Stated problem:
Reproduce the full text on the Banks panhandling appeal below word for word, with nothing changed, added, or left out.

### Given text

Banks: The Criminalization of Poverty?

Today, Thursday August 23, the Supreme Court intends to deliver judgment in an application for leave that, however decided, is sure to provoke considerable controversy. The case, David Banks, et al. v. Her Majesty the Queen (31929), concerns an appeal by a group of homeless men convicted of panhandling offences under sections of Ontario’s Safe Streets Act, 1999, S.O. 1999 c.8 and the Highway Traffic Act, R.S.O. 1990, c. H.8 (as amended by section 7 of the Safe Streets Act). While the appellants concede that by ‘squeegeeing’ on various Toronto city roads and soliciting money from cars stopped at red lights, they had committed an offence, they seek to have their convictions set aside because the legislation is unconstitutional in nature.

######
### Recorded information

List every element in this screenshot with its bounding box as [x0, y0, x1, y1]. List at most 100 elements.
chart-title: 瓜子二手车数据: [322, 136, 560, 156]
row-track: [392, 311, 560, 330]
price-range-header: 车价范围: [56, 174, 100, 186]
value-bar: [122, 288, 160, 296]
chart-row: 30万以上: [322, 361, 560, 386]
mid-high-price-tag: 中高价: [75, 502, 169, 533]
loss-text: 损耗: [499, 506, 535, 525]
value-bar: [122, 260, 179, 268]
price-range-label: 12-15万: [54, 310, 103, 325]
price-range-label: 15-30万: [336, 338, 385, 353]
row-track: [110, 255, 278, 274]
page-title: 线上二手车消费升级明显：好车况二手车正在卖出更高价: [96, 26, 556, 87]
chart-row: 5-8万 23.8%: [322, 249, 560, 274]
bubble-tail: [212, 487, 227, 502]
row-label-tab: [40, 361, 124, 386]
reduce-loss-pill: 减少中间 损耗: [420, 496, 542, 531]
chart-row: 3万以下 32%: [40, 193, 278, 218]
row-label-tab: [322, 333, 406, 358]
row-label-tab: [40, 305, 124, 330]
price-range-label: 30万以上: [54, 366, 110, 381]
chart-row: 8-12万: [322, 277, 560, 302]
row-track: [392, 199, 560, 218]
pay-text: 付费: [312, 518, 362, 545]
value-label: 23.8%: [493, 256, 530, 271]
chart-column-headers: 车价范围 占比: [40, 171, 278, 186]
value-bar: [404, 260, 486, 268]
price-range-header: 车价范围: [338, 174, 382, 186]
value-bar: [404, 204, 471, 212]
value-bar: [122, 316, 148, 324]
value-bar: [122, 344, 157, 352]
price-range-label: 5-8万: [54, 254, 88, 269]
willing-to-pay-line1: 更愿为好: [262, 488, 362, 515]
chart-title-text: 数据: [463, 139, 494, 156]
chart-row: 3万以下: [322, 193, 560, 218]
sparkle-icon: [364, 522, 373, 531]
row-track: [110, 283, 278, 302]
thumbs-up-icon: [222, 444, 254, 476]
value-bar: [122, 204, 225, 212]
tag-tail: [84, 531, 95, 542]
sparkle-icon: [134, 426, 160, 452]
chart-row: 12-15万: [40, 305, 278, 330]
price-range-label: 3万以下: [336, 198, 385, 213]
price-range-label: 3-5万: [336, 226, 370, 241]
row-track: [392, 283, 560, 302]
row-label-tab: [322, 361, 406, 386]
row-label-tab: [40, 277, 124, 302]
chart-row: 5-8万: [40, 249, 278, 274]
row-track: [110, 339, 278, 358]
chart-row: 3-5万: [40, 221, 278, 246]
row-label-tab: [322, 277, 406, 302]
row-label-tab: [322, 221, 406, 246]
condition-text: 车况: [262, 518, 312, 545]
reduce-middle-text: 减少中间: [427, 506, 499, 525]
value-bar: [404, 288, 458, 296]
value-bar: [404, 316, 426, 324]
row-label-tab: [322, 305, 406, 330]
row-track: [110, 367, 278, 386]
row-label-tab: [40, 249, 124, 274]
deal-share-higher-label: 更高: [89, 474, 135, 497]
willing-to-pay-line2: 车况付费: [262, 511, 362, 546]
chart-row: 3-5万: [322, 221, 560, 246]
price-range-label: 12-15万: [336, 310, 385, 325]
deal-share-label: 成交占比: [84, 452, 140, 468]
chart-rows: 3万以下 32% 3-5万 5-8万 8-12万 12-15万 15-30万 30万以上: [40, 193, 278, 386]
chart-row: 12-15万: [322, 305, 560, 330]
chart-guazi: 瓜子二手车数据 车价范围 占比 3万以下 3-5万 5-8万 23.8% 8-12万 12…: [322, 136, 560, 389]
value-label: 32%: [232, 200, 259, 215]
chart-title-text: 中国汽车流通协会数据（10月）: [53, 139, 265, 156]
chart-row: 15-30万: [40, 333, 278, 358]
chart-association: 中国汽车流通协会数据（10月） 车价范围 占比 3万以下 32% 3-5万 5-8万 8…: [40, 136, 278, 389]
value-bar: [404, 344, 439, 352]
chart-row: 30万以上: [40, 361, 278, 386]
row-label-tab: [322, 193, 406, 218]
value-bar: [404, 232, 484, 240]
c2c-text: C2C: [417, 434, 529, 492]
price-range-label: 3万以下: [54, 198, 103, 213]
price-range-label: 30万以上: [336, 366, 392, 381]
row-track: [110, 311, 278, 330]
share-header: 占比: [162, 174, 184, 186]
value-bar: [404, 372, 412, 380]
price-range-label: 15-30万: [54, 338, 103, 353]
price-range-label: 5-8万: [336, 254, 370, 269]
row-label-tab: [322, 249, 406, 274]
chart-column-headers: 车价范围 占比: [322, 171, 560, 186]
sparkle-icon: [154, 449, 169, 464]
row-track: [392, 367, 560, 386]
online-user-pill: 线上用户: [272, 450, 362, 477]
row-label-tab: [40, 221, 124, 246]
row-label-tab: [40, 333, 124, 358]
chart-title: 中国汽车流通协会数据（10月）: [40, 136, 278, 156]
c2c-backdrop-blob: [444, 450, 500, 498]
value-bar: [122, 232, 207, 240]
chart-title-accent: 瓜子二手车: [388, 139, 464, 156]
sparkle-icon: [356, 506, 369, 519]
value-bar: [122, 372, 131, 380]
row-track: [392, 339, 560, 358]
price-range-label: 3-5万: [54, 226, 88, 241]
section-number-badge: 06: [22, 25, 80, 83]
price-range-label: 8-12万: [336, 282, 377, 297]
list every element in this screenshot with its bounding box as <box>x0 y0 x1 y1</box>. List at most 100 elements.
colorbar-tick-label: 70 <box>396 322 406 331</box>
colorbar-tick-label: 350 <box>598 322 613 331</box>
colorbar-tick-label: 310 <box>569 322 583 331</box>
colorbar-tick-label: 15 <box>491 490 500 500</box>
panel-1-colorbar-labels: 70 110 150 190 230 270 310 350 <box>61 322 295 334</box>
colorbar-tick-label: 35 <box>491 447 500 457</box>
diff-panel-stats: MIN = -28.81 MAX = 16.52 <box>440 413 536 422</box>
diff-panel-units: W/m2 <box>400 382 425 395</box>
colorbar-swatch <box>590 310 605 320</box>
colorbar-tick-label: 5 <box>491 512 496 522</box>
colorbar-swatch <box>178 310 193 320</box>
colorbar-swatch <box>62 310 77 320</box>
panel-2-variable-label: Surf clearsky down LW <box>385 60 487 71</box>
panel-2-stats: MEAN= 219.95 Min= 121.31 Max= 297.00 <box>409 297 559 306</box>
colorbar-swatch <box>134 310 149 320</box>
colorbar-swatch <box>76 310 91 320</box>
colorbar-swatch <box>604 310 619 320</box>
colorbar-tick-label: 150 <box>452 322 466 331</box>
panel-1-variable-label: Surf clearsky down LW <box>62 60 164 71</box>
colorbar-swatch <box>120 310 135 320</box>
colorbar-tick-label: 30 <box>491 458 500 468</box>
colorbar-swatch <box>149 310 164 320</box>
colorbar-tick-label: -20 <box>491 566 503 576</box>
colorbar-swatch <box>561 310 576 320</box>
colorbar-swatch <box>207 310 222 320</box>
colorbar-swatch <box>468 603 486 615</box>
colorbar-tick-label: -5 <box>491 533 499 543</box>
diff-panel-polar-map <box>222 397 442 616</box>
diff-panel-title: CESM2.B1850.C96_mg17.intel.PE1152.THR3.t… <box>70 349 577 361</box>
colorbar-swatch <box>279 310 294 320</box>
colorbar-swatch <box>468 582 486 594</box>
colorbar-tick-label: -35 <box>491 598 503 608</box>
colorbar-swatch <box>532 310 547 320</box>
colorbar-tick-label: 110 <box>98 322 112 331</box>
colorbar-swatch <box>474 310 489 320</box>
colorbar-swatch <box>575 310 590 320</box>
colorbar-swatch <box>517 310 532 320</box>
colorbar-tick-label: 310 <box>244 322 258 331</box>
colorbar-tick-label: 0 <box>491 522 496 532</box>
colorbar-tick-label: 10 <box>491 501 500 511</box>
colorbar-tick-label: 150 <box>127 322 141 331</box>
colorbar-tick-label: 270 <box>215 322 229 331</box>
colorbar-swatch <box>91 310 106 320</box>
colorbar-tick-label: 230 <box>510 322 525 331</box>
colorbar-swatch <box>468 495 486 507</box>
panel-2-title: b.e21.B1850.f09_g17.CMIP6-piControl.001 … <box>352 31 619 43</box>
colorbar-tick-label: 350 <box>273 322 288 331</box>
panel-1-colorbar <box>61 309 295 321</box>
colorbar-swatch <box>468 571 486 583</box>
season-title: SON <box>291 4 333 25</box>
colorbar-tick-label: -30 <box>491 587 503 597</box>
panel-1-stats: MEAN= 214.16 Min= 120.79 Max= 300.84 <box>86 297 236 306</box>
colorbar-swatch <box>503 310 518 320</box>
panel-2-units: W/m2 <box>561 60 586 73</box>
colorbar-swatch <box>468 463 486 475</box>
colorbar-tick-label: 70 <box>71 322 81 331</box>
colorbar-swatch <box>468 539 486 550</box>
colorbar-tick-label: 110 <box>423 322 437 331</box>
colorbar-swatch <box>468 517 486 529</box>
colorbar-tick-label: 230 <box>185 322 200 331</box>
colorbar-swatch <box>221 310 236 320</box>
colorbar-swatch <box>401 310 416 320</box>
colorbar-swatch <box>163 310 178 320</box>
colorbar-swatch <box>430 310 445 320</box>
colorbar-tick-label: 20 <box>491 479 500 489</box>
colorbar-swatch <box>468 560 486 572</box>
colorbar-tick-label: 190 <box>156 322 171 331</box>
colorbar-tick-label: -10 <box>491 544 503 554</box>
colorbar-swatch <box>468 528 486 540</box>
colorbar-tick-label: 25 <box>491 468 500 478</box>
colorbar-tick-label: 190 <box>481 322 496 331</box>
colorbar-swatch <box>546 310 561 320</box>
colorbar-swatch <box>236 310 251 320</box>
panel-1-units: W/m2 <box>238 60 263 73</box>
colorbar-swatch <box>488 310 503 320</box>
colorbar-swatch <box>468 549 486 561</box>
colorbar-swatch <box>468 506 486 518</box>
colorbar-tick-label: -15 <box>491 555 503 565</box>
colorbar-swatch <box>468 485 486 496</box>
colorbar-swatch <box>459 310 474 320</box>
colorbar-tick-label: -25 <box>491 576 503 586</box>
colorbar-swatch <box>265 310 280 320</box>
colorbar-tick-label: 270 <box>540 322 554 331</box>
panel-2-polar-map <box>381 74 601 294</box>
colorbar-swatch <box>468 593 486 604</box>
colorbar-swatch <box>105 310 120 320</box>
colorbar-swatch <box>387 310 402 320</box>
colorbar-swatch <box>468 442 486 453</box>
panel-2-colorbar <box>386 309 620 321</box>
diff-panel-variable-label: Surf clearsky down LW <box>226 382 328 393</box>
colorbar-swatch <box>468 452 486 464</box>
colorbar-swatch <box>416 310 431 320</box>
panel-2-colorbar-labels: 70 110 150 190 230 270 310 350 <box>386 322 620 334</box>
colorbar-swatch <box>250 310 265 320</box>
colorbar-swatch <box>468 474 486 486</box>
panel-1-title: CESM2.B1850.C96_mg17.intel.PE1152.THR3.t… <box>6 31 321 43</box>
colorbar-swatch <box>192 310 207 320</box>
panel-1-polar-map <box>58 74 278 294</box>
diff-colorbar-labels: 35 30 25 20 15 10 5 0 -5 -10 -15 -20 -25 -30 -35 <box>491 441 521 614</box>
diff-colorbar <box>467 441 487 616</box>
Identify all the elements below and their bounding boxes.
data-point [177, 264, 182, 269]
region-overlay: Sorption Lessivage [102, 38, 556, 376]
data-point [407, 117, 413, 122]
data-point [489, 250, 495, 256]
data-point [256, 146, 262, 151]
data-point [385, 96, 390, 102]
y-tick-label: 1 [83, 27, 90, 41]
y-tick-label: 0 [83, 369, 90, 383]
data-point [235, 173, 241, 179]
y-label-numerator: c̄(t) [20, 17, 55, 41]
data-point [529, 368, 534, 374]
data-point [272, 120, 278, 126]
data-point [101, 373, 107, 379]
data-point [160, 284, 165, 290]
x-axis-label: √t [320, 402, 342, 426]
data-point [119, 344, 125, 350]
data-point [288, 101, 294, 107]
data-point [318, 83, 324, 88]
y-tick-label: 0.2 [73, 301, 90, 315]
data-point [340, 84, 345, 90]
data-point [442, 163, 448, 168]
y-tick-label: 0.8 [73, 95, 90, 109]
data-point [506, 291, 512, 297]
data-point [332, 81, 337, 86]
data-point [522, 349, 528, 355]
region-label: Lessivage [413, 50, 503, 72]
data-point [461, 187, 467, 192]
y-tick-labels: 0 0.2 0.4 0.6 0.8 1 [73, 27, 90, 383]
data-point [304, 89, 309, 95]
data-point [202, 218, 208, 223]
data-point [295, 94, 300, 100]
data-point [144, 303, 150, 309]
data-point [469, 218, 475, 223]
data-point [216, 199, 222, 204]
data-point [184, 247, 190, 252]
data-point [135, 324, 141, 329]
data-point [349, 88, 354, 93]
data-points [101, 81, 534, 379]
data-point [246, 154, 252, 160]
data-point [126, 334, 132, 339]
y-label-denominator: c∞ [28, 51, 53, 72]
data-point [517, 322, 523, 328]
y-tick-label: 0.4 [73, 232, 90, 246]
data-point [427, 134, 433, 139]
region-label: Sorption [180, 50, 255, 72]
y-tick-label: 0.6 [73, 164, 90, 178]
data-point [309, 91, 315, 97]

######

Problem solution:
Banks: The Criminalization of Poverty?

Today, Thursday August 23, the Supreme Court intends to deliver judgment in an application for leave that, however decided, is sure to provoke considerable controversy. The case, David Banks, et al. v. Her Majesty the Queen (31929), concerns an appeal by a group of homeless men convicted of panhandling offences under sections of Ontario’s Safe Streets Act, 1999, S.O. 1999 c.8 and the Highway Traffic Act, R.S.O. 1990, c. H.8 (as amended by section 7 of the Safe Streets Act). While the appellants concede that by ‘squeegeeing’ on various Toronto city roads and soliciting money from cars stopped at red lights, they had committed an offence, they seek to have their convictions set aside because the legislation is unconstitutional in nature.